■ Passage
=======
🚀 The Book in 3 Sentences
- Creativity thinking can be directed, be it in a group or as an individual.
- Lateral thinking and ideation work on the MOVING FORWARD mindset, not by JUDGMENT.
- Implementing an idea is not A > B, It is more of A > B > C > D > E > F
🎨 Impressions
At first, I assumed that this book will teach you a method that works in a certain kind of situation, but I was wrong. This book gives you a framework that can work in almost every situation — Decision making, creative thinking, ideation, brainstorming or managing ideas, and much more.
I even thought that there would be a rigid framework that you need to go through while using the method, but that is not the case. You can use 2 hats in a combination, that complements each other.
The best thing I find about this book is, it gives you the freedom to explore your ideas and run wild with them even after adding constraints, the constraints only act as shapers and have no restrictions on your work.
Who Should Read It?
I think this book should be read by anyone who needs to take creative decisions on a regular basis. If you have an interest in creativity in any sort of way or you manage a team of creatives, you should stop reading this summary and jump on to read the book itself.
On the other hand, if you think you are not creative but are inclined towards problem-solving, business or solopreneurship, and entrepreneurship, you should still read this book. It will show you how you can direct your creativity in a certain way that ideas just sort of happen without you trying to formulate them.
It’s about 170 pages long, so you can go through the whole thing in about a week at most. So there is no reason not to read this book.
☘️ How the Book Changed Me
- It gave me a frame of reference for the phenomenon of creativity.
- I got several creative and profound ideas just while reading the book a certain way because of the way it is structured.
=======
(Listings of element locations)
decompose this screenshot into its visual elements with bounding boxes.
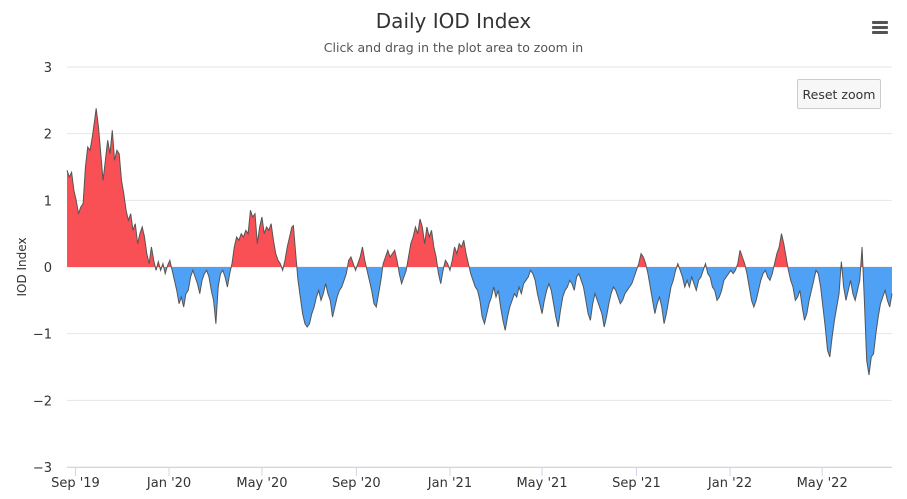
x-tick-label: Sep '20 [332, 476, 381, 491]
y-tick-label: −3 [33, 461, 52, 476]
x-tick-label: May '22 [797, 476, 848, 491]
y-tick-label: 3 [44, 61, 52, 76]
y-axis-title: IOD Index [15, 237, 29, 296]
x-tick-label: Sep '19 [51, 476, 100, 491]
chart-title: Daily IOD Index [375, 9, 532, 33]
x-axis: Sep '19 Jan '20 May '20 Sep '20 Jan '21 May '… [51, 467, 892, 491]
hamburger-menu-icon[interactable] [866, 16, 894, 40]
chart-subtitle: Click and drag in the plot area to zoom … [323, 40, 584, 55]
x-tick-label: May '20 [236, 476, 287, 491]
menu-bar [872, 31, 888, 34]
menu-bar [872, 21, 888, 24]
series-areas [66, 108, 893, 376]
x-tick-label: May '21 [516, 476, 567, 491]
x-tick-label: Jan '21 [427, 476, 472, 491]
menu-bar [872, 26, 888, 29]
y-tick-label: 2 [44, 128, 52, 143]
y-tick-label: 1 [44, 194, 52, 209]
x-tick-label: Jan '22 [707, 476, 752, 491]
negative-area [67, 267, 892, 375]
reset-zoom-button[interactable]: Reset zoom [797, 79, 881, 109]
x-tick-label: Sep '21 [612, 476, 661, 491]
y-tick-label: 0 [44, 261, 52, 276]
y-tick-label: −1 [33, 328, 52, 343]
x-tick-label: Jan '20 [146, 476, 191, 491]
y-axis-ticks: 3 2 1 0 −1 −2 −3 [33, 61, 52, 476]
positive-area [67, 108, 892, 267]
y-tick-label: −2 [33, 394, 52, 409]
series-line [66, 108, 893, 376]
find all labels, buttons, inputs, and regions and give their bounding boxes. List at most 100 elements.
=======
Could you carry on the book summary about creative thinking, starting right after its final bullet point?

■ Response
- I feel like I can use this book as an underlying framework to build digital products and systems that can be monetized, theories that can be turned into thought leadership posts, and add emotions to the framework of logical creativity.
✍️ My Top 5 Quotes
- A description is concerned with what has happened. A direction is concerned with what is going to happen.
- Getting people to “play the game” is a very powerful form of changing behavior.
- Truth and Facts are not as closely related as most people seem to imagine. Truth is related to a word-game system known as Philosophy. Facts are related to checkable experience.
- Thinking can change emotions. It is not the logical part of thinking that changes emotions but the perceptual part.
- Those who believe that progress arises from the analysis of information and steps of logical deduction are totally wrong. Without the framework of possibilities, we cannot even see the information in new ways.
📒 Summary + Notes
The Six Thinking Hats is a brilliant system that is meant to solve the problems of traditional argumentative thinking and turn them into parallel thinking. Where Arguments don’t breed any constructive outcomes, it inflates the ego. Since it is based mostly on the “What is” which is determined by analysis, judgment and argument.
But six thinking hats work on the premise of “What can be” which involves constructive thinking, creative thinking, and designing a way forward.
A thinking system based on arguments works best if you want to make a case for only one side of a situation. This would be a description.
A description is concerned with what has happened. A direction is concerned with what is going to happen.
But in the world of business and ideation, it becomes extremely important to look at the direction we need to go instead of the description that we have been given. We only use that description to know where we are and build on it with the six-thinking hats method.
The entire system of SIX HATS THINKING is based on Parallel thinking. And…
the whole point of parallel thinking is that the experience and intelligence of everyone should be used in each direction.
It gives people the chance to show off their brains and intellectuality But more than that this type of showing off is of a more constructive kind, ego doesn’t get involved here. Because the ego is no longer tied to being right.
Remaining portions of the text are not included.